- Set problem: Set down every record once more, exactly as given.

++++++++++

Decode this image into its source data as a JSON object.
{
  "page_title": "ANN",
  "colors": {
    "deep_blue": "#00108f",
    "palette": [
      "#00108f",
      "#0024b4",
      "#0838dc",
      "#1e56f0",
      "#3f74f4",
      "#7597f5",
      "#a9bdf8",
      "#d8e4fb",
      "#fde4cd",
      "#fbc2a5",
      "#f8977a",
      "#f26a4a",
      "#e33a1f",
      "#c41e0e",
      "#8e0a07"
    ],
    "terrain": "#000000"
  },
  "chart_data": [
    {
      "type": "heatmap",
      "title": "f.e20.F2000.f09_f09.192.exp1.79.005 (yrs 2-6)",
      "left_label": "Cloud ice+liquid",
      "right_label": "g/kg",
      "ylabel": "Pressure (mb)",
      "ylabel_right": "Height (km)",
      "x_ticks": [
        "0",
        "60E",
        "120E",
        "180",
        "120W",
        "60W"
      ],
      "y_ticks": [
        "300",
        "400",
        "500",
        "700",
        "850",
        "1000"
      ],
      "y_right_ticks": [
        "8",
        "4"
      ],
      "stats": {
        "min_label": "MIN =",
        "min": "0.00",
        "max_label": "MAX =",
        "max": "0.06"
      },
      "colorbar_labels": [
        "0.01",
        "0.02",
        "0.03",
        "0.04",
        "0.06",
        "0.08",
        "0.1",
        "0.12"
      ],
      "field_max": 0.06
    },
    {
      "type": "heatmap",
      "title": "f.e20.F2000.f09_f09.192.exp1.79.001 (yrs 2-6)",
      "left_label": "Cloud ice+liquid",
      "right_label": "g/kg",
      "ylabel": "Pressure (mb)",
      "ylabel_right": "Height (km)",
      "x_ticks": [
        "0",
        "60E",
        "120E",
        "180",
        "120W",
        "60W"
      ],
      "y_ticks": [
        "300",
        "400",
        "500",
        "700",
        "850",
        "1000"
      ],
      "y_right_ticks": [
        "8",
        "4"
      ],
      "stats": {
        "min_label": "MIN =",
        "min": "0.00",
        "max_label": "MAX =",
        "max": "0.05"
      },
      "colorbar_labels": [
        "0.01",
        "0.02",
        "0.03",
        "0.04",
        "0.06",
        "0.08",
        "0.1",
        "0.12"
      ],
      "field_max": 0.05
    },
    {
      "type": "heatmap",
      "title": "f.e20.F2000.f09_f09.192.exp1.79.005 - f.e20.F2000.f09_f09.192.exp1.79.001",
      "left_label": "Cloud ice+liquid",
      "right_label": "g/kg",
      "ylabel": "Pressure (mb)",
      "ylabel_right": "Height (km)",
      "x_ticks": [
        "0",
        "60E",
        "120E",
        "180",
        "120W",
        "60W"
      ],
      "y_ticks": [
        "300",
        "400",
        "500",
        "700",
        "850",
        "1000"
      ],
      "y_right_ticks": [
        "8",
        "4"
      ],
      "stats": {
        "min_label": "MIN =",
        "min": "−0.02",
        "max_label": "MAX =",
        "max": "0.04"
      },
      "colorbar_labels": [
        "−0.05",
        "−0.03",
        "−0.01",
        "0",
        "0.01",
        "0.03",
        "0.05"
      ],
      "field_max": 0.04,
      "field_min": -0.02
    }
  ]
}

++++++++++

- Task solution:
Decode this image into its source data as a JSON object.
{
  "page_title": "ANN",
  "colors": {
    "deep_blue": "#00108f",
    "palette": [
      "#00108f",
      "#0024b4",
      "#0838dc",
      "#1e56f0",
      "#3f74f4",
      "#7597f5",
      "#a9bdf8",
      "#d8e4fb",
      "#fde4cd",
      "#fbc2a5",
      "#f8977a",
      "#f26a4a",
      "#e33a1f",
      "#c41e0e",
      "#8e0a07"
    ],
    "terrain": "#000000"
  },
  "chart_data": [
    {
      "type": "heatmap",
      "title": "f.e20.F2000.f09_f09.192.exp1.79.005 (yrs 2-6)",
      "left_label": "Cloud ice+liquid",
      "right_label": "g/kg",
      "ylabel": "Pressure (mb)",
      "ylabel_right": "Height (km)",
      "x_ticks": [
        "0",
        "60E",
        "120E",
        "180",
        "120W",
        "60W"
      ],
      "y_ticks": [
        "300",
        "400",
        "500",
        "700",
        "850",
        "1000"
      ],
      "y_right_ticks": [
        "8",
        "4"
      ],
      "stats": {
        "min_label": "MIN =",
        "min": "0.00",
        "max_label": "MAX =",
        "max": "0.06"
      },
      "colorbar_labels": [
        "0.01",
        "0.02",
        "0.03",
        "0.04",
        "0.06",
        "0.08",
        "0.1",
        "0.12"
      ],
      "field_max": 0.06
    },
    {
      "type": "heatmap",
      "title": "f.e20.F2000.f09_f09.192.exp1.79.001 (yrs 2-6)",
      "left_label": "Cloud ice+liquid",
      "right_label": "g/kg",
      "ylabel": "Pressure (mb)",
      "ylabel_right": "Height (km)",
      "x_ticks": [
        "0",
        "60E",
        "120E",
        "180",
        "120W",
        "60W"
      ],
      "y_ticks": [
        "300",
        "400",
        "500",
        "700",
        "850",
        "1000"
      ],
      "y_right_ticks": [
        "8",
        "4"
      ],
      "stats": {
        "min_label": "MIN =",
        "min": "0.00",
        "max_label": "MAX =",
        "max": "0.05"
      },
      "colorbar_labels": [
        "0.01",
        "0.02",
        "0.03",
        "0.04",
        "0.06",
        "0.08",
        "0.1",
        "0.12"
      ],
      "field_max": 0.05
    },
    {
      "type": "heatmap",
      "title": "f.e20.F2000.f09_f09.192.exp1.79.005 - f.e20.F2000.f09_f09.192.exp1.79.001",
      "left_label": "Cloud ice+liquid",
      "right_label": "g/kg",
      "ylabel": "Pressure (mb)",
      "ylabel_right": "Height (km)",
      "x_ticks": [
        "0",
        "60E",
        "120E",
        "180",
        "120W",
        "60W"
      ],
      "y_ticks": [
        "300",
        "400",
        "500",
        "700",
        "850",
        "1000"
      ],
      "y_right_ticks": [
        "8",
        "4"
      ],
      "stats": {
        "min_label": "MIN =",
        "min": "−0.02",
        "max_label": "MAX =",
        "max": "0.04"
      },
      "colorbar_labels": [
        "−0.05",
        "−0.03",
        "−0.01",
        "0",
        "0.01",
        "0.03",
        "0.05"
      ],
      "field_max": 0.04,
      "field_min": -0.02
    }
  ]
}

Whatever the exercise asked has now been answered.